- **Exercise task**:
Leave the pictures out and transcribe every record exactly.

- **Material**:
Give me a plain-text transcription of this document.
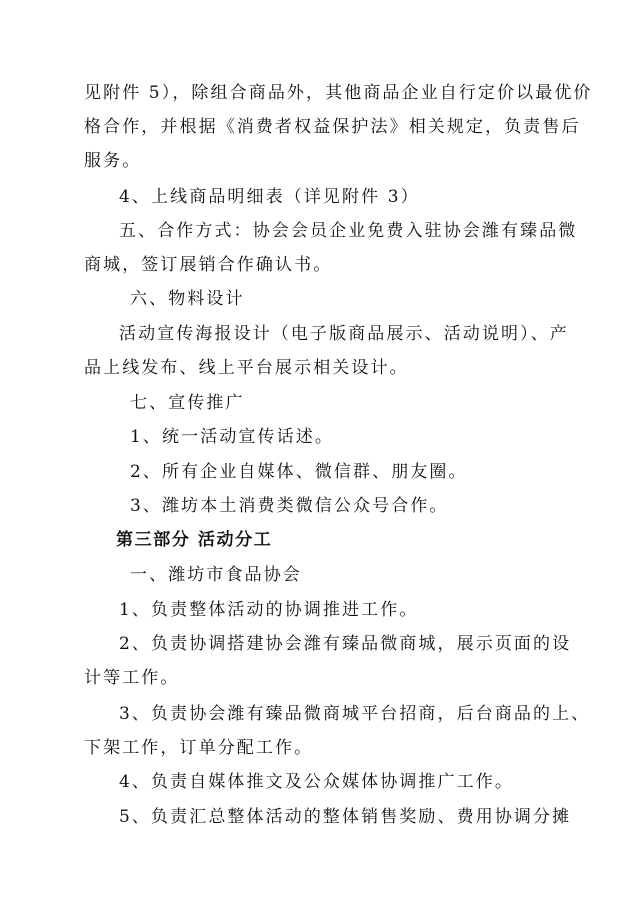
见附件 5），除组合商品外，其他商品企业自行定价以最优价
格合作，并根据《消费者权益保护法》相关规定，负责售后
服务。
4、上线商品明细表（详见附件 3）
五、合作方式：协会会员企业免费入驻协会潍有臻品微
商城，签订展销合作确认书。
六、物料设计
活动宣传海报设计（电子版商品展示、活动说明）、产
品上线发布、线上平台展示相关设计。
七、宣传推广
1、统一活动宣传话述。
2、所有企业自媒体、微信群、朋友圈。
3、潍坊本土消费类微信公众号合作。
第三部分 活动分工
一、潍坊市食品协会
1、负责整体活动的协调推进工作。
2、负责协调搭建协会潍有臻品微商城，展示页面的设
计等工作。
3、负责协会潍有臻品微商城平台招商，后台商品的上、
下架工作，订单分配工作。
4、负责自媒体推文及公众媒体协调推广工作。
5、负责汇总整体活动的整体销售奖励、费用协调分摊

- **Task output**:
Give me a plain-text transcription of this document.
见附件 5），除组合商品外，其他商品企业自行定价以最优价
格合作，并根据《消费者权益保护法》相关规定，负责售后
服务。
4、上线商品明细表（详见附件 3）
五、合作方式：协会会员企业免费入驻协会潍有臻品微
商城，签订展销合作确认书。
六、物料设计
活动宣传海报设计（电子版商品展示、活动说明）、产
品上线发布、线上平台展示相关设计。
七、宣传推广
1、统一活动宣传话述。
2、所有企业自媒体、微信群、朋友圈。
3、潍坊本土消费类微信公众号合作。
第三部分 活动分工
一、潍坊市食品协会
1、负责整体活动的协调推进工作。
2、负责协调搭建协会潍有臻品微商城，展示页面的设
计等工作。
3、负责协会潍有臻品微商城平台招商，后台商品的上、
下架工作，订单分配工作。
4、负责自媒体推文及公众媒体协调推广工作。
5、负责汇总整体活动的整体销售奖励、费用协调分摊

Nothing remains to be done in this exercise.